### SUPPLIED DATA

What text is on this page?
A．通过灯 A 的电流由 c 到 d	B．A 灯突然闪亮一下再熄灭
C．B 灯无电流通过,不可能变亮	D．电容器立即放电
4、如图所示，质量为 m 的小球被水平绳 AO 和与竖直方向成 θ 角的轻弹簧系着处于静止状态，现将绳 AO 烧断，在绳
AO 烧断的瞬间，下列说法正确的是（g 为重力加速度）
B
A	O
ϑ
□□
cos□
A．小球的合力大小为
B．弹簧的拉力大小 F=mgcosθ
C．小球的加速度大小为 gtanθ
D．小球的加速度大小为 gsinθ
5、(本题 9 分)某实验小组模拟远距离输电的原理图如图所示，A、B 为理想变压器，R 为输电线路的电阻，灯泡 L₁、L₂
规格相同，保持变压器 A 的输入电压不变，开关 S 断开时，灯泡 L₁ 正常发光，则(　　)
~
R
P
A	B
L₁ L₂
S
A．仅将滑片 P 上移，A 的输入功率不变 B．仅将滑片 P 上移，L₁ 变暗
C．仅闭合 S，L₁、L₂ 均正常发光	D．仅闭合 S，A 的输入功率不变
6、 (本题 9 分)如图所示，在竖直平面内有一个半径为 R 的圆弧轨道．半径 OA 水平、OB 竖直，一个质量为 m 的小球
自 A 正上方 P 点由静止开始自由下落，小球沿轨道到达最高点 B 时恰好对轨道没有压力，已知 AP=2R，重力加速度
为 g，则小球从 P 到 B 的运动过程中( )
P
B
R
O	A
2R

######

TO DO
Pull out every line holding "的输入功率不变" from the records above, and copy it.

RESPONSE TO THIS EXERCISE
A．仅将滑片 P 上移，A 的输入功率不变 B．仅将滑片 P 上移，L₁ 变暗
C．仅闭合 S，L₁、L₂ 均正常发光	D．仅闭合 S，A 的输入功率不变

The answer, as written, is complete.